**Exercise goal**
Repeat all the records exactly, omitting pictures.

**Stored data**
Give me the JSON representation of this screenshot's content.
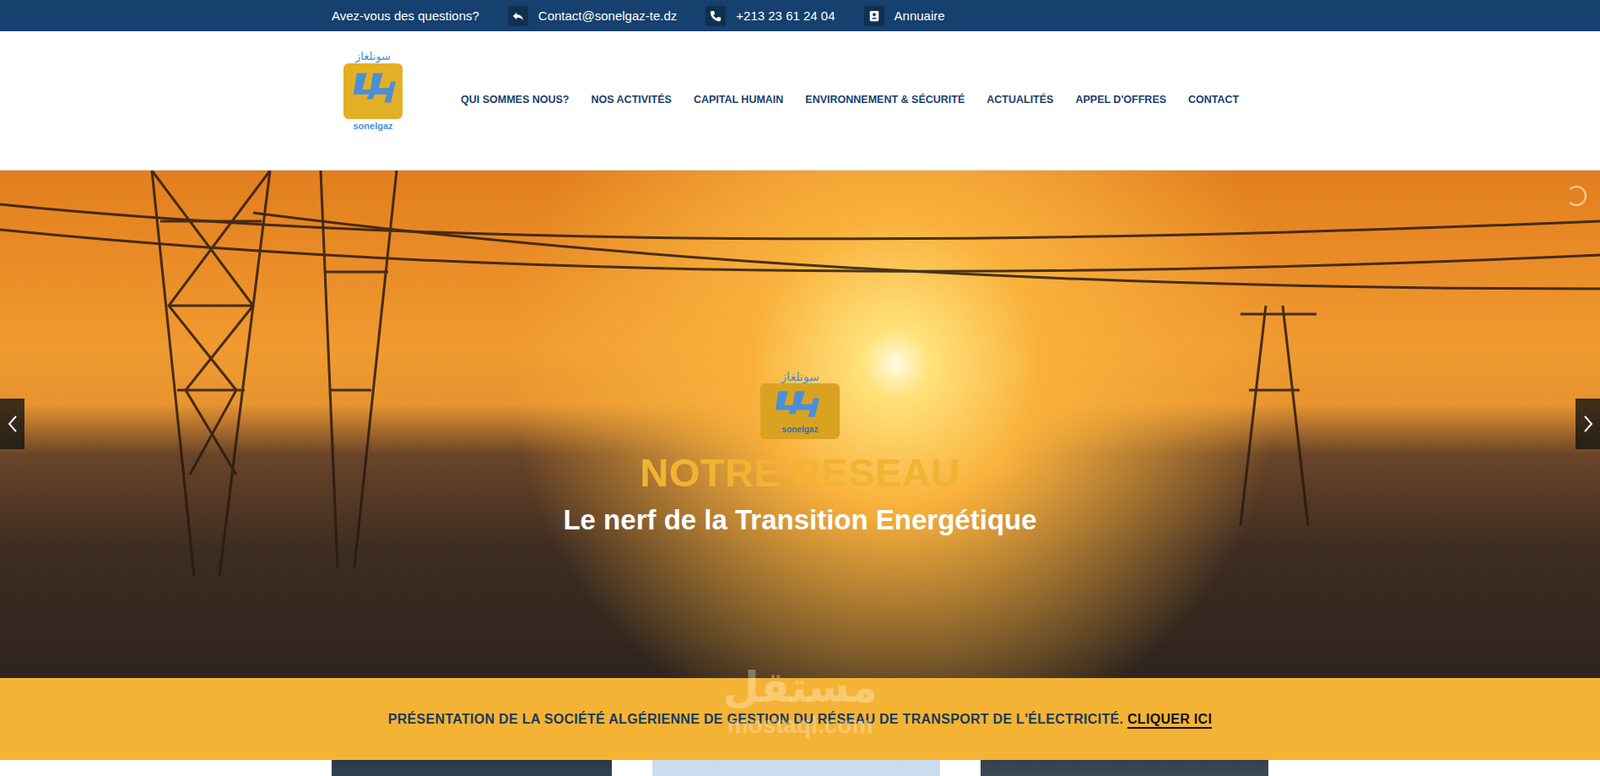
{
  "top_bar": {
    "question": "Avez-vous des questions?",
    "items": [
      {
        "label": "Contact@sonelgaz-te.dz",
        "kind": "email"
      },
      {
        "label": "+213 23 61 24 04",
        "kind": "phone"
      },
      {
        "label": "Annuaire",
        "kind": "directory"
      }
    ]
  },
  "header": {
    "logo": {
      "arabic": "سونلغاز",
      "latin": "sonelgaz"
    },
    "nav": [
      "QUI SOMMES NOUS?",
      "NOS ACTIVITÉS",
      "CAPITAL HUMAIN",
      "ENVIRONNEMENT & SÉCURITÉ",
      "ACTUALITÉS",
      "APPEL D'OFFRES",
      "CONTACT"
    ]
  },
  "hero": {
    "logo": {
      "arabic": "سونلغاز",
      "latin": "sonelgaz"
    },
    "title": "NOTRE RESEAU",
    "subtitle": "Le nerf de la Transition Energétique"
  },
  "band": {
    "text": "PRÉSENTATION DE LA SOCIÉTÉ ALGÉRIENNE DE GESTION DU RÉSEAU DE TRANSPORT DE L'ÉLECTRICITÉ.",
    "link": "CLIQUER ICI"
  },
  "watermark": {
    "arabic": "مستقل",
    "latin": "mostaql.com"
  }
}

**Reply**
Give me the JSON representation of this screenshot's content.
{
  "top_bar": {
    "question": "Avez-vous des questions?",
    "items": [
      {
        "label": "Contact@sonelgaz-te.dz",
        "kind": "email"
      },
      {
        "label": "+213 23 61 24 04",
        "kind": "phone"
      },
      {
        "label": "Annuaire",
        "kind": "directory"
      }
    ]
  },
  "header": {
    "logo": {
      "arabic": "سونلغاز",
      "latin": "sonelgaz"
    },
    "nav": [
      "QUI SOMMES NOUS?",
      "NOS ACTIVITÉS",
      "CAPITAL HUMAIN",
      "ENVIRONNEMENT & SÉCURITÉ",
      "ACTUALITÉS",
      "APPEL D'OFFRES",
      "CONTACT"
    ]
  },
  "hero": {
    "logo": {
      "arabic": "سونلغاز",
      "latin": "sonelgaz"
    },
    "title": "NOTRE RESEAU",
    "subtitle": "Le nerf de la Transition Energétique"
  },
  "band": {
    "text": "PRÉSENTATION DE LA SOCIÉTÉ ALGÉRIENNE DE GESTION DU RÉSEAU DE TRANSPORT DE L'ÉLECTRICITÉ.",
    "link": "CLIQUER ICI"
  },
  "watermark": {
    "arabic": "مستقل",
    "latin": "mostaql.com"
  }
}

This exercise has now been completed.